**Written instruction**
Wherever the word "this" turns up in a line of the entries, copy that line.

**Figure content listings**

####

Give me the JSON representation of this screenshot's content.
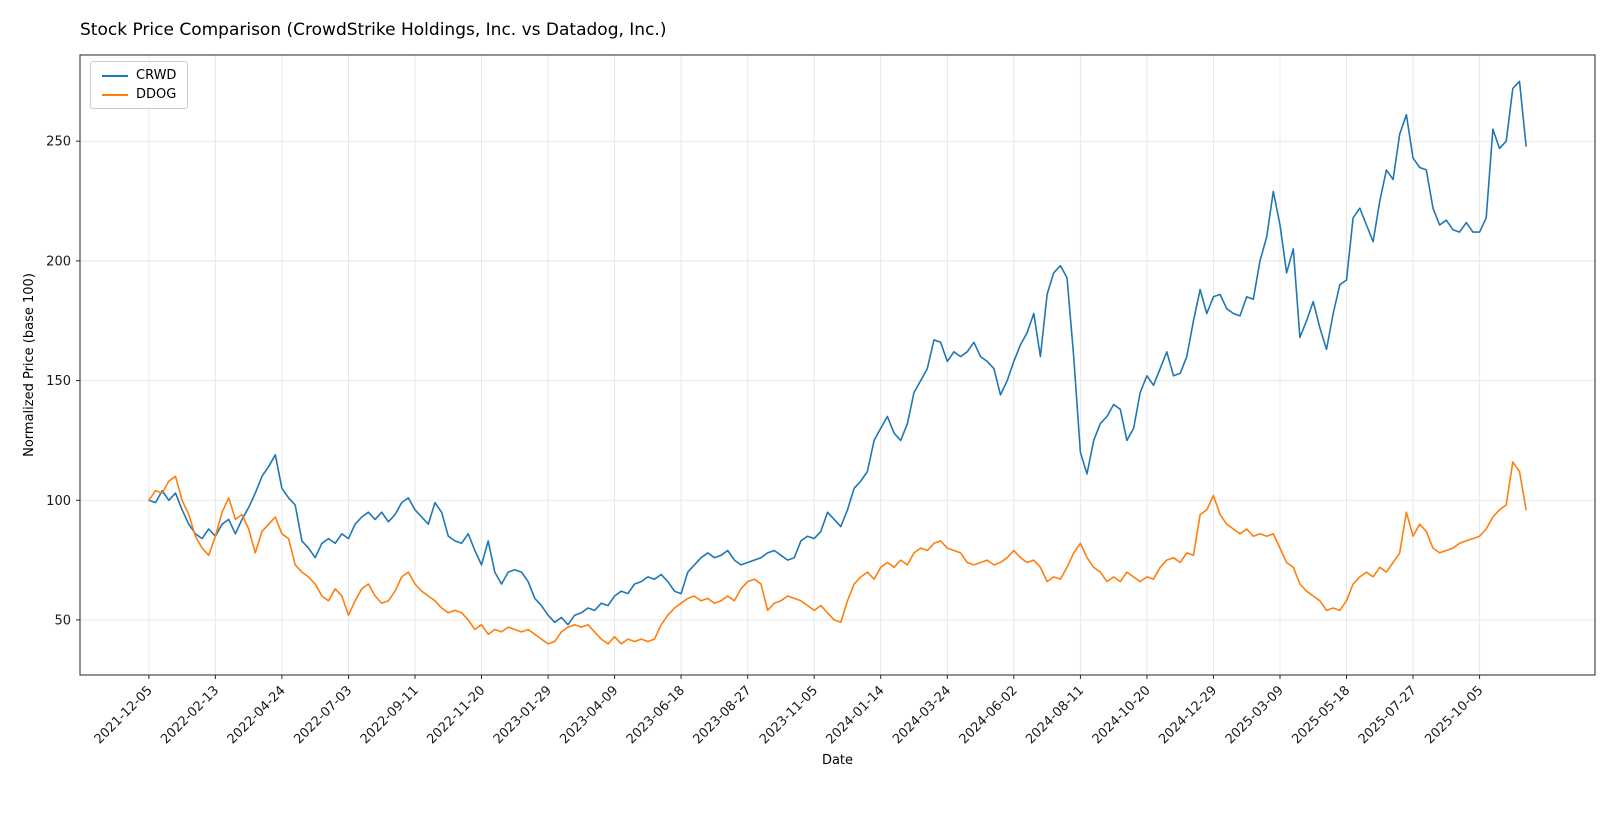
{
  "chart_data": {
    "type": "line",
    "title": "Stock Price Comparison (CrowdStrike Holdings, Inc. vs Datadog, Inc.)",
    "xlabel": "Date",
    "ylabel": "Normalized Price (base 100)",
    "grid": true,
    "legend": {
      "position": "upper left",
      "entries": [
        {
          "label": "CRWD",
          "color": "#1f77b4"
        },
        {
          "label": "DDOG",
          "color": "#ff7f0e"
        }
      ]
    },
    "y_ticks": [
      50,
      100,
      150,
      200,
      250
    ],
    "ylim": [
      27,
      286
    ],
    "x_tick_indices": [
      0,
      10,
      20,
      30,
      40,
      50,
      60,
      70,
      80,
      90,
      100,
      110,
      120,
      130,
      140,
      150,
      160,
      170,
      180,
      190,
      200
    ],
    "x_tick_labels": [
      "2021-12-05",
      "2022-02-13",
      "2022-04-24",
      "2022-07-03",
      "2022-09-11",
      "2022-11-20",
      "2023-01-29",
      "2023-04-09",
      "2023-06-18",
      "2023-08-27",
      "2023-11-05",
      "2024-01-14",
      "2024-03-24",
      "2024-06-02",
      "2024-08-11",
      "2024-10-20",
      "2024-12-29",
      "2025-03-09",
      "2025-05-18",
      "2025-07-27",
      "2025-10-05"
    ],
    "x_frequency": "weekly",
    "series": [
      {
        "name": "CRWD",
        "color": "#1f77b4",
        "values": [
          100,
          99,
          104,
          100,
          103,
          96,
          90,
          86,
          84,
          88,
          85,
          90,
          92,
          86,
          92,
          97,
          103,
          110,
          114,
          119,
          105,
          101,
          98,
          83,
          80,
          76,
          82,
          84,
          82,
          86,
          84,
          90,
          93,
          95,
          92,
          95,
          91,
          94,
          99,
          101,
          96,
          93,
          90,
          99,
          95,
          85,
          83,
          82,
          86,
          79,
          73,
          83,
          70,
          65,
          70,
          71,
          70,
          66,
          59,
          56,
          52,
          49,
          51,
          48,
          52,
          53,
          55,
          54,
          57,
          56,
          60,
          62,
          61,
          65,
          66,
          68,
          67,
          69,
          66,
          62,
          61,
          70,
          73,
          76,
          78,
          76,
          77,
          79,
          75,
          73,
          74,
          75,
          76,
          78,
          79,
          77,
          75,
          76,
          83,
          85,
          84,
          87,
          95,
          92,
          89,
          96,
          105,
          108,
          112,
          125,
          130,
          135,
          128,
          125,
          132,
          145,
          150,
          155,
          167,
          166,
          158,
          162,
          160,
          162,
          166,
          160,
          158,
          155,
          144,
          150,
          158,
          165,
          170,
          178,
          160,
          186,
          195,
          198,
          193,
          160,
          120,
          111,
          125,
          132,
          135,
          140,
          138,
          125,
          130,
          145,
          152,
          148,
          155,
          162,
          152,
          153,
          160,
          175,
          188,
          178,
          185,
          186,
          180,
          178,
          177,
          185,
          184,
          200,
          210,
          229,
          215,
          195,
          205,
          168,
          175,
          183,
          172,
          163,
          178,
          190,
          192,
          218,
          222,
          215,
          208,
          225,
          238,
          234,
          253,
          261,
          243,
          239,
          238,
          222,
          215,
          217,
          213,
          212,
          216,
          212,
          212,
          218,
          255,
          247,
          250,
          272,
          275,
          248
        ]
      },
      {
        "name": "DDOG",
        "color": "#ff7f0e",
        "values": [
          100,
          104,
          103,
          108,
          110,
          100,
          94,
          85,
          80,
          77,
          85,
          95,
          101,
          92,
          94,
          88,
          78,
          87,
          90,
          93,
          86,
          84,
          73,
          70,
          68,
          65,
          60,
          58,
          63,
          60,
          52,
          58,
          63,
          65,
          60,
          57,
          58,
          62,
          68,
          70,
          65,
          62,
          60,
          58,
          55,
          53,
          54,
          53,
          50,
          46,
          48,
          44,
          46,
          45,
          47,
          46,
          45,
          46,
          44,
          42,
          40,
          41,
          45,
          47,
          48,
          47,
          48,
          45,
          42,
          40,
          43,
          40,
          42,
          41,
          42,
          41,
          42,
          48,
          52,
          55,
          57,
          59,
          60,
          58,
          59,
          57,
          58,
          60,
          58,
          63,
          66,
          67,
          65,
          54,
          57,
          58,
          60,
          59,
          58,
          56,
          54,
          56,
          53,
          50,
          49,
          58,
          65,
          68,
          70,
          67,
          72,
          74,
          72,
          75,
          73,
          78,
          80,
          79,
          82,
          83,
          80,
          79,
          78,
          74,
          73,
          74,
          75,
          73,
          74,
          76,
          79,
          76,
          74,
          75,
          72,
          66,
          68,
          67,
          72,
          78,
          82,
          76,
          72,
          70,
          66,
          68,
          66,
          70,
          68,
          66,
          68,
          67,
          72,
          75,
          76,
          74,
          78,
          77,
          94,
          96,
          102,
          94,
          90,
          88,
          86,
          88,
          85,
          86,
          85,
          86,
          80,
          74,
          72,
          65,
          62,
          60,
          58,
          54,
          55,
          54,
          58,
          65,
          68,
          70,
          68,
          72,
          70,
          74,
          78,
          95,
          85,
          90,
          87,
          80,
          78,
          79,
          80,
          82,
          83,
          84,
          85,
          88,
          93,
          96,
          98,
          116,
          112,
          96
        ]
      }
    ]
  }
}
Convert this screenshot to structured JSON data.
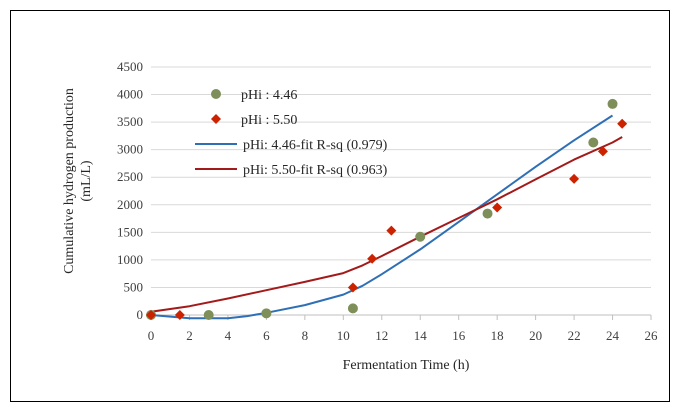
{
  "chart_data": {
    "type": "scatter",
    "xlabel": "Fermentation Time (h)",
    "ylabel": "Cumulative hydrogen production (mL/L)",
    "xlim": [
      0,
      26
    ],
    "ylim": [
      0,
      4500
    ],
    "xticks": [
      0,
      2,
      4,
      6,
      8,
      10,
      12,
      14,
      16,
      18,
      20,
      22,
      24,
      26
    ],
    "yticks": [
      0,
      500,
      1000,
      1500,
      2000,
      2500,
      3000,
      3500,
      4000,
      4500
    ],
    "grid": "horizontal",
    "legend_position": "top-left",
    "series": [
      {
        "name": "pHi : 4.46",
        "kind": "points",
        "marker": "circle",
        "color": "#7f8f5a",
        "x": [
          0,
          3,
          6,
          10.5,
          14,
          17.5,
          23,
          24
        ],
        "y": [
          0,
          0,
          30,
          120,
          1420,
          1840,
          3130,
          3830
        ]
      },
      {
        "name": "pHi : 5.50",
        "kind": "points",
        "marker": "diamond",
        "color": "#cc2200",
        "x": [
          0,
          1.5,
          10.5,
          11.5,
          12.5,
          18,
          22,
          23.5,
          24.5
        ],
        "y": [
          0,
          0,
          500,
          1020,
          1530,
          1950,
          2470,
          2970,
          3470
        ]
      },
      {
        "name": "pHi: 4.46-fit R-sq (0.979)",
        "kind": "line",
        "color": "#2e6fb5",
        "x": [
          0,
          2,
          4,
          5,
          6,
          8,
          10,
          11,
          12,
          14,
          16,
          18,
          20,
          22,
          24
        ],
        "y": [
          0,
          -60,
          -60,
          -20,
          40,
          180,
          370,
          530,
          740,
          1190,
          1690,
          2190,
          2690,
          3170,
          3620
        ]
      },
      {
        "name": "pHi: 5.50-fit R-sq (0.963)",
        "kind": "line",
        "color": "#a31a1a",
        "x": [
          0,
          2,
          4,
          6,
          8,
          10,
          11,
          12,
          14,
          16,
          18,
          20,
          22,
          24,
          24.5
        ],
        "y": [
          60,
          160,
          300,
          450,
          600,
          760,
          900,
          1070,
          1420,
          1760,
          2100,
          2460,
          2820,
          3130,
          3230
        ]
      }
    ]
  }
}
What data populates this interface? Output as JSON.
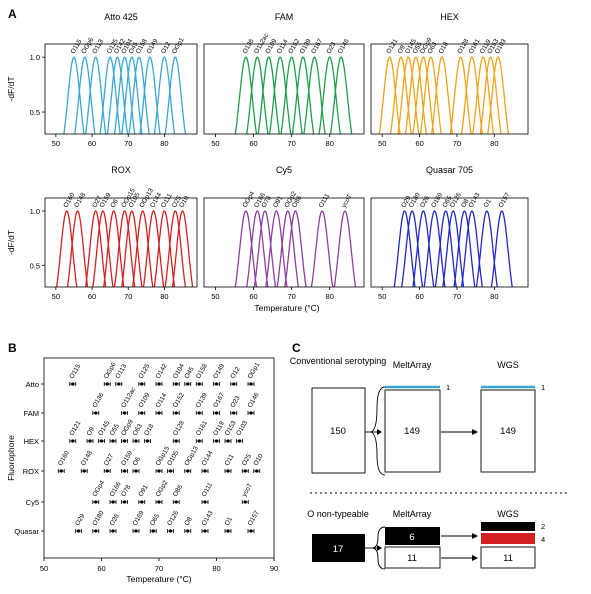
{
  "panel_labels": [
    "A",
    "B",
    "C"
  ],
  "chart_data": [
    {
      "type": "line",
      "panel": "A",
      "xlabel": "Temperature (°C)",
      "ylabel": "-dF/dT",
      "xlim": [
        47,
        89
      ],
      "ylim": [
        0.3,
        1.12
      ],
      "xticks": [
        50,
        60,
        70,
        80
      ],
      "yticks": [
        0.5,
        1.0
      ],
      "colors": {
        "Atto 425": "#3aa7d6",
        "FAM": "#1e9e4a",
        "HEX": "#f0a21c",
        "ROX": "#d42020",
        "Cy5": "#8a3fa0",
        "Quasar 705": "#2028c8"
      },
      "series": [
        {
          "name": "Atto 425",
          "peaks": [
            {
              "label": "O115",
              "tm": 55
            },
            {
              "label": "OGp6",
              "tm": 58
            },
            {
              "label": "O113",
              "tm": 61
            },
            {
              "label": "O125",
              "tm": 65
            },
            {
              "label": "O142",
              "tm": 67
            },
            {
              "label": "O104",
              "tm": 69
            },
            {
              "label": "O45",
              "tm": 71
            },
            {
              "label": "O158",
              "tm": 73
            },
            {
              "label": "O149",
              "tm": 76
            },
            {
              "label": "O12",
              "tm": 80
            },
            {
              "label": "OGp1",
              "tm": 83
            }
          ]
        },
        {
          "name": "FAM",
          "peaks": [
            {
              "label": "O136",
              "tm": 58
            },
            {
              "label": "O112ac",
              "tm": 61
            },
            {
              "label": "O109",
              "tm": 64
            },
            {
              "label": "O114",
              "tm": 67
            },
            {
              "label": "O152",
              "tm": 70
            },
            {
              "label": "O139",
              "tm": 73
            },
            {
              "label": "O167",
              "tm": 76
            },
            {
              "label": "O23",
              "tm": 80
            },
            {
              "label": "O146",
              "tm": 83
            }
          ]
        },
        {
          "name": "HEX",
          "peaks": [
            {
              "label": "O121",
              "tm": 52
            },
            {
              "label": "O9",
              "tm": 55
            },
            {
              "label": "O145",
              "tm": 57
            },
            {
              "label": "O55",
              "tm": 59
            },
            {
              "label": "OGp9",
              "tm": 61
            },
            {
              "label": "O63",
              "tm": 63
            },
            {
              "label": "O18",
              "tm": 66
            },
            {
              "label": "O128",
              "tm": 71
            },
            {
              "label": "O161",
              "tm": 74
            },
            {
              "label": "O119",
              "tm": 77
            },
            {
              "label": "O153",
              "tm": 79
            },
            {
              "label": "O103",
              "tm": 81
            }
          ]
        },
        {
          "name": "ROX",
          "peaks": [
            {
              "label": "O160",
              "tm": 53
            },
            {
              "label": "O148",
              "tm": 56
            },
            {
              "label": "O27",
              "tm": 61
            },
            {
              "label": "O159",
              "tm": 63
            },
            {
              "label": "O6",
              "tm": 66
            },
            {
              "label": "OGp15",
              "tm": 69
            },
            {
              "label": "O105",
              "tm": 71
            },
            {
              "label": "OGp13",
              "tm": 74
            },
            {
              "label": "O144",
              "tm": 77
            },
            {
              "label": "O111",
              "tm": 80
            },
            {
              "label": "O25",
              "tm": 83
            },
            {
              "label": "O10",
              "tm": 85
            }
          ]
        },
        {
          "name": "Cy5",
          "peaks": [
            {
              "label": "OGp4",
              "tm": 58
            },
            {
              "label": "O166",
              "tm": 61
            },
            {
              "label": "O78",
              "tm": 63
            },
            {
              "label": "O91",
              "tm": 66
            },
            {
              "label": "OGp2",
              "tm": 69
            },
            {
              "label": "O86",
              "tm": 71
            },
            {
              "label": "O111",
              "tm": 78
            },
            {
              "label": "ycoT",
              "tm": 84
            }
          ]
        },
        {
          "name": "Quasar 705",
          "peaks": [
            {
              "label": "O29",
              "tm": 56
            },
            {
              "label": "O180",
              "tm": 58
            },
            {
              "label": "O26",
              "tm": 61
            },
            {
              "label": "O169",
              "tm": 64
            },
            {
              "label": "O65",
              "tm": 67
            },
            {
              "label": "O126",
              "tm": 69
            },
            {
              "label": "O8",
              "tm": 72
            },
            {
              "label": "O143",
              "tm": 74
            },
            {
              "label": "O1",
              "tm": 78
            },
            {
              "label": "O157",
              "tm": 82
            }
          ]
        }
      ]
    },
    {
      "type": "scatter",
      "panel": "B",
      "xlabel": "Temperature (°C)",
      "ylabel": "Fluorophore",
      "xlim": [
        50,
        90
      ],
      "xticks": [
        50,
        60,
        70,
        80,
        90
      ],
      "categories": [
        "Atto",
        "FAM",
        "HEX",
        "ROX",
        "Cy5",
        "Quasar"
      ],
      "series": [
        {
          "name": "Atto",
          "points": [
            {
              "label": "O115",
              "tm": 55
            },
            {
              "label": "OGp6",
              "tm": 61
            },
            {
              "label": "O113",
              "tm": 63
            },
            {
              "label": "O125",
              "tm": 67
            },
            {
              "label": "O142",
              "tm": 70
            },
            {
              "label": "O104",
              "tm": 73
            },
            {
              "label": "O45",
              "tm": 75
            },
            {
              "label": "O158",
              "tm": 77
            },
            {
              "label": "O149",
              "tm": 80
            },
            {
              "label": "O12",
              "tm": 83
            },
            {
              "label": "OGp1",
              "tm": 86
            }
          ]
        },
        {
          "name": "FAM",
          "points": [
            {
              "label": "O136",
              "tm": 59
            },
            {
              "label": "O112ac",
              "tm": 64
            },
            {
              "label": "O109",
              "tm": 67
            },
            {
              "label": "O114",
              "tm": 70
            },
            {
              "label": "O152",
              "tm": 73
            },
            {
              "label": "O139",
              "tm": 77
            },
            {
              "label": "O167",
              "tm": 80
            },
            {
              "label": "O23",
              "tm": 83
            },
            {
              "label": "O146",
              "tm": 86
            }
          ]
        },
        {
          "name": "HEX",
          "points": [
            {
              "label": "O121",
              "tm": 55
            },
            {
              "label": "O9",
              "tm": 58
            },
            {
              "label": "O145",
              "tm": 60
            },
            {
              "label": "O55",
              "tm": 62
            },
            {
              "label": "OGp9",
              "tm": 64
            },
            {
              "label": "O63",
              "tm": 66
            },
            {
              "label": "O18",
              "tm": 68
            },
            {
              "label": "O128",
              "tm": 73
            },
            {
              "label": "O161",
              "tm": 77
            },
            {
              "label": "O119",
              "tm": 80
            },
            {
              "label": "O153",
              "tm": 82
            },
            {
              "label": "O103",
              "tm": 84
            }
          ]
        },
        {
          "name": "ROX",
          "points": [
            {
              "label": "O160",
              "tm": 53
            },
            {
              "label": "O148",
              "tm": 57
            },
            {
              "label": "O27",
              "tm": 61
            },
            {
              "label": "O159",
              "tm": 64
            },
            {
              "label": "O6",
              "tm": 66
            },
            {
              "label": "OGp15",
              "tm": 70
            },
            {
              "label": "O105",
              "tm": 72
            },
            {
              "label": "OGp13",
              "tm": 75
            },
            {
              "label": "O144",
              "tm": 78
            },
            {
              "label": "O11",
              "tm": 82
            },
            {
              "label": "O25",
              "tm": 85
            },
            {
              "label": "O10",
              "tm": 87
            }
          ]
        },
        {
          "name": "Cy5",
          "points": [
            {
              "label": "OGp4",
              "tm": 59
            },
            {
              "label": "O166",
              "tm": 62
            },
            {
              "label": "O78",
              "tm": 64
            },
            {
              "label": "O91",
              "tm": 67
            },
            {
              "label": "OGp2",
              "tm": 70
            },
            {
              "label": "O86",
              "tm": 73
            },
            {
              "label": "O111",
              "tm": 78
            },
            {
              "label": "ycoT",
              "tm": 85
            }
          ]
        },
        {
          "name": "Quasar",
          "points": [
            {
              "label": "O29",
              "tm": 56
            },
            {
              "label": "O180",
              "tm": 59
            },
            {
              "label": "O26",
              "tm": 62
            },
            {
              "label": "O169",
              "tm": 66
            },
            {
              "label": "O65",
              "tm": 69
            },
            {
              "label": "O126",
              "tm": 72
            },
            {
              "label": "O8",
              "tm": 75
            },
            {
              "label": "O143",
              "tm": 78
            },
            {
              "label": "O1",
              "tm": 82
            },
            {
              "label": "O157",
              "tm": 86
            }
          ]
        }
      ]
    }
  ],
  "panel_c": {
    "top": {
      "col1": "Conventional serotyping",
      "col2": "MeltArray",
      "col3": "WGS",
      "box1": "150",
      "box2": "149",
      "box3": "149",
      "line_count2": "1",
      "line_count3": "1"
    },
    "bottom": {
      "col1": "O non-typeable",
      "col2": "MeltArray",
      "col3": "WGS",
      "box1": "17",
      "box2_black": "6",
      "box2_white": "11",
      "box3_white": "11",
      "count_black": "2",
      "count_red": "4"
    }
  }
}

####

**Answer to the exercise**
Give me the JSON representation of this screenshot's content.
Convert this screenshot to structured JSON data.
What data populates this interface? Output as JSON.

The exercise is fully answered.